▼▼▼

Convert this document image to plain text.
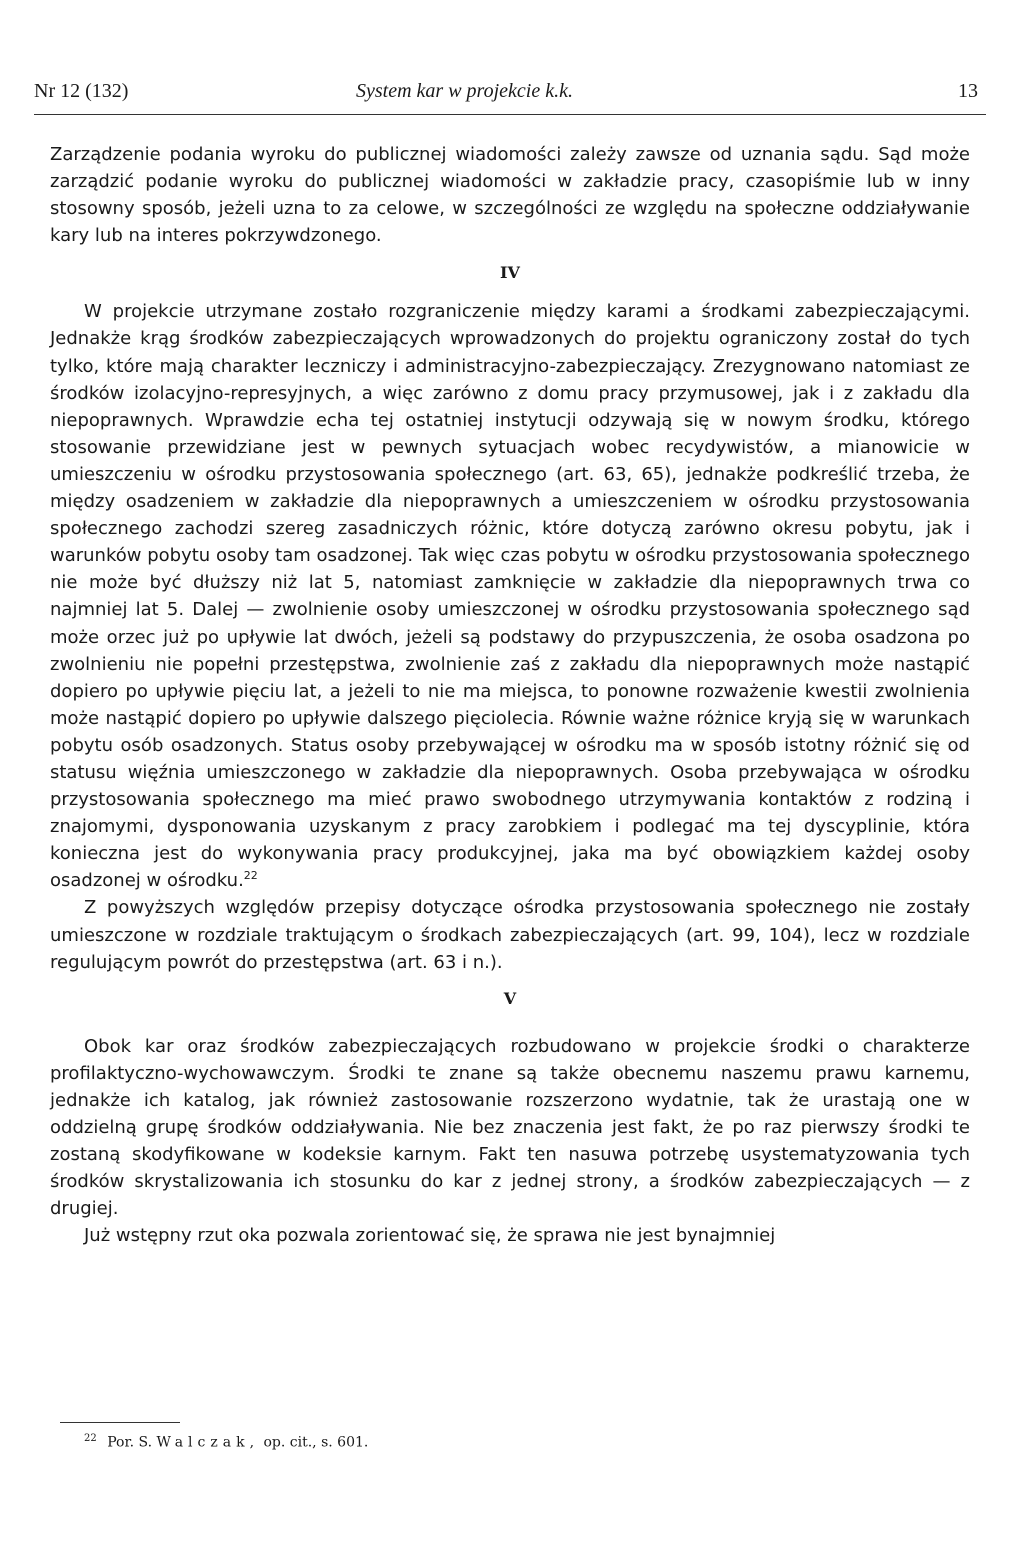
Nr 12 (132)	System kar w projekcie k.k.	13

Zarządzenie podania wyroku do publicznej wiadomości zależy zawsze od uznania sądu. Sąd może zarządzić podanie wyroku do publicznej wiadomości w zakładzie pracy, czasopiśmie lub w inny stosowny sposób, jeżeli uzna to za celowe, w szczególności ze względu na społeczne oddziaływanie kary lub na interes pokrzywdzonego.

IV

W projekcie utrzymane zostało rozgraniczenie między karami a środkami zabezpieczającymi. Jednakże krąg środków zabezpieczających wprowadzonych do projektu ograniczony został do tych tylko, które mają charakter leczniczy i administracyjno-zabezpieczający. Zrezygnowano natomiast ze środków izolacyjno-represyjnych, a więc zarówno z domu pracy przymusowej, jak i z zakładu dla niepoprawnych. Wprawdzie echa tej ostatniej instytucji odzywają się w nowym środku, którego stosowanie przewidziane jest w pewnych sytuacjach wobec recydywistów, a mianowicie w umieszczeniu w ośrodku przystosowania społecznego (art. 63, 65), jednakże podkreślić trzeba, że między osadzeniem w zakładzie dla niepoprawnych a umieszczeniem w ośrodku przystosowania społecznego zachodzi szereg zasadniczych różnic, które dotyczą zarówno okresu pobytu, jak i warunków pobytu osoby tam osadzonej. Tak więc czas pobytu w ośrodku przystosowania społecznego nie może być dłuższy niż lat 5, natomiast zamknięcie w zakładzie dla niepoprawnych trwa co najmniej lat 5. Dalej — zwolnienie osoby umieszczonej w ośrodku przystosowania społecznego sąd może orzec już po upływie lat dwóch, jeżeli są podstawy do przypuszczenia, że osoba osadzona po zwolnieniu nie popełni przestępstwa, zwolnienie zaś z zakładu dla niepoprawnych może nastąpić dopiero po upływie pięciu lat, a jeżeli to nie ma miejsca, to ponowne rozważenie kwestii zwolnienia może nastąpić dopiero po upływie dalszego pięciolecia. Równie ważne różnice kryją się w warunkach pobytu osób osadzonych. Status osoby przebywającej w ośrodku ma w sposób istotny różnić się od statusu więźnia umieszczonego w zakładzie dla niepoprawnych. Osoba przebywająca w ośrodku przystosowania społecznego ma mieć prawo swobodnego utrzymywania kontaktów z rodziną i znajomymi, dysponowania uzyskanym z pracy zarobkiem i podlegać ma tej dyscyplinie, która konieczna jest do wykonywania pracy produkcyjnej, jaka ma być obowiązkiem każdej osoby osadzonej w ośrodku.$^{22}$

Z powyższych względów przepisy dotyczące ośrodka przystosowania społecznego nie zostały umieszczone w rozdziale traktującym o środkach zabezpieczających (art. 99, 104), lecz w rozdziale regulującym powrót do przestępstwa (art. 63 i n.).

V

Obok kar oraz środków zabezpieczających rozbudowano w projekcie środki o charakterze profilaktyczno-wychowawczym. Środki te znane są także obecnemu naszemu prawu karnemu, jednakże ich katalog, jak również zastosowanie rozszerzono wydatnie, tak że urastają one w oddzielną grupę środków oddziaływania. Nie bez znaczenia jest fakt, że po raz pierwszy środki te zostaną skodyfikowane w kodeksie karnym. Fakt ten nasuwa potrzebę usystematyzowania tych środków skrystalizowania ich stosunku do kar z jednej strony, a środków zabezpieczających — z drugiej.

Już wstępny rzut oka pozwala zorientować się, że sprawa nie jest bynajmniej

$^{22}$ Por. S. Walczak, op. cit., s. 601.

▲▲▲

## AIM OF THE TASK
Go through the listing above and write it all out exactly, leaving out any picture.

## RESULT BELOW
Convert this document image to plain text.
Nr 12 (132)	System kar w projekcie k.k.	13

Zarządzenie podania wyroku do publicznej wiadomości zależy zawsze od uznania sądu. Sąd może zarządzić podanie wyroku do publicznej wiadomości w zakładzie pracy, czasopiśmie lub w inny stosowny sposób, jeżeli uzna to za celowe, w szczególności ze względu na społeczne oddziaływanie kary lub na interes pokrzywdzonego.

IV

W projekcie utrzymane zostało rozgraniczenie między karami a środkami zabezpieczającymi. Jednakże krąg środków zabezpieczających wprowadzonych do projektu ograniczony został do tych tylko, które mają charakter leczniczy i administracyjno-zabezpieczający. Zrezygnowano natomiast ze środków izolacyjno-represyjnych, a więc zarówno z domu pracy przymusowej, jak i z zakładu dla niepoprawnych. Wprawdzie echa tej ostatniej instytucji odzywają się w nowym środku, którego stosowanie przewidziane jest w pewnych sytuacjach wobec recydywistów, a mianowicie w umieszczeniu w ośrodku przystosowania społecznego (art. 63, 65), jednakże podkreślić trzeba, że między osadzeniem w zakładzie dla niepoprawnych a umieszczeniem w ośrodku przystosowania społecznego zachodzi szereg zasadniczych różnic, które dotyczą zarówno okresu pobytu, jak i warunków pobytu osoby tam osadzonej. Tak więc czas pobytu w ośrodku przystosowania społecznego nie może być dłuższy niż lat 5, natomiast zamknięcie w zakładzie dla niepoprawnych trwa co najmniej lat 5. Dalej — zwolnienie osoby umieszczonej w ośrodku przystosowania społecznego sąd może orzec już po upływie lat dwóch, jeżeli są podstawy do przypuszczenia, że osoba osadzona po zwolnieniu nie popełni przestępstwa, zwolnienie zaś z zakładu dla niepoprawnych może nastąpić dopiero po upływie pięciu lat, a jeżeli to nie ma miejsca, to ponowne rozważenie kwestii zwolnienia może nastąpić dopiero po upływie dalszego pięciolecia. Równie ważne różnice kryją się w warunkach pobytu osób osadzonych. Status osoby przebywającej w ośrodku ma w sposób istotny różnić się od statusu więźnia umieszczonego w zakładzie dla niepoprawnych. Osoba przebywająca w ośrodku przystosowania społecznego ma mieć prawo swobodnego utrzymywania kontaktów z rodziną i znajomymi, dysponowania uzyskanym z pracy zarobkiem i podlegać ma tej dyscyplinie, która konieczna jest do wykonywania pracy produkcyjnej, jaka ma być obowiązkiem każdej osoby osadzonej w ośrodku.$^{22}$

Z powyższych względów przepisy dotyczące ośrodka przystosowania społecznego nie zostały umieszczone w rozdziale traktującym o środkach zabezpieczających (art. 99, 104), lecz w rozdziale regulującym powrót do przestępstwa (art. 63 i n.).

V

Obok kar oraz środków zabezpieczających rozbudowano w projekcie środki o charakterze profilaktyczno-wychowawczym. Środki te znane są także obecnemu naszemu prawu karnemu, jednakże ich katalog, jak również zastosowanie rozszerzono wydatnie, tak że urastają one w oddzielną grupę środków oddziaływania. Nie bez znaczenia jest fakt, że po raz pierwszy środki te zostaną skodyfikowane w kodeksie karnym. Fakt ten nasuwa potrzebę usystematyzowania tych środków skrystalizowania ich stosunku do kar z jednej strony, a środków zabezpieczających — z drugiej.

Już wstępny rzut oka pozwala zorientować się, że sprawa nie jest bynajmniej

$^{22}$ Por. S. Walczak, op. cit., s. 601.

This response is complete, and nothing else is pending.